===== Data to process =====

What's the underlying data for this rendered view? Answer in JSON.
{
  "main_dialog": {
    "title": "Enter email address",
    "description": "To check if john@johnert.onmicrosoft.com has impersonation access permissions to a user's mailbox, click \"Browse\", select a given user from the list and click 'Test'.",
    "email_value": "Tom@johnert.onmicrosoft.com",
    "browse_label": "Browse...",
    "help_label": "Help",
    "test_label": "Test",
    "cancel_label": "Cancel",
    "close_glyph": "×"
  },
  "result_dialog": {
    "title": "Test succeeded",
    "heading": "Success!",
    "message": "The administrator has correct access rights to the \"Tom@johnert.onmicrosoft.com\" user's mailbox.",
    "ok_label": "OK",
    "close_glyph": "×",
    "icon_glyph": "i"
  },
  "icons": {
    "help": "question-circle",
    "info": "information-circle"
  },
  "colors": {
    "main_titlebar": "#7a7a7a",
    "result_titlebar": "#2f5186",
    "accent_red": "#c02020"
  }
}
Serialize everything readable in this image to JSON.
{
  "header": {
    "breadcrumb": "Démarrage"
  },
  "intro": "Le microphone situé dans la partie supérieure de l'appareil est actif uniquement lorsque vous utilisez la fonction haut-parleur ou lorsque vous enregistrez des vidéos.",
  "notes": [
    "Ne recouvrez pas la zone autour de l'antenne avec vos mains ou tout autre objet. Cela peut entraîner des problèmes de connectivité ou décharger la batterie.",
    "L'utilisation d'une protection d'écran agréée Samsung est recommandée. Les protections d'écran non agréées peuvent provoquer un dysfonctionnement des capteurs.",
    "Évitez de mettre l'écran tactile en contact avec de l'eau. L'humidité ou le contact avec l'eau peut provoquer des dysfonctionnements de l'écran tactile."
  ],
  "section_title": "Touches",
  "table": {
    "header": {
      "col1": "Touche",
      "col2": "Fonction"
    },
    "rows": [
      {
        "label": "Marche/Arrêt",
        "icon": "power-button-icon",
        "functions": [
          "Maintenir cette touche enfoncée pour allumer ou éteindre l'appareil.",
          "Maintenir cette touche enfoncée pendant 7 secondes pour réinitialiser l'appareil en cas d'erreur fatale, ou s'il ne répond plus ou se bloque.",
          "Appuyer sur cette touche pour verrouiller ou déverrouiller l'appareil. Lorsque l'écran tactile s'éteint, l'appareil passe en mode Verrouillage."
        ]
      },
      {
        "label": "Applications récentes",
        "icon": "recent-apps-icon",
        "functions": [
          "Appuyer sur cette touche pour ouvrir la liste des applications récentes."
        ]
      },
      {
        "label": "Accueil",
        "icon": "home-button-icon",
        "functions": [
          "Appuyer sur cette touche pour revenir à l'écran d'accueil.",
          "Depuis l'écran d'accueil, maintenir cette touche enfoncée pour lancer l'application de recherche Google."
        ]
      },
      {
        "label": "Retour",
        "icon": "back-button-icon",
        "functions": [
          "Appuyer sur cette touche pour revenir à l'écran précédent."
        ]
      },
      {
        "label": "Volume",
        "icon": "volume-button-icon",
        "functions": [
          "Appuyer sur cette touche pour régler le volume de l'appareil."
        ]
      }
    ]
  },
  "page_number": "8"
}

=====

• [Given request]
Your answer should be a single number: the count of lines in the entries that contain the word "Test".

• [Reply]
3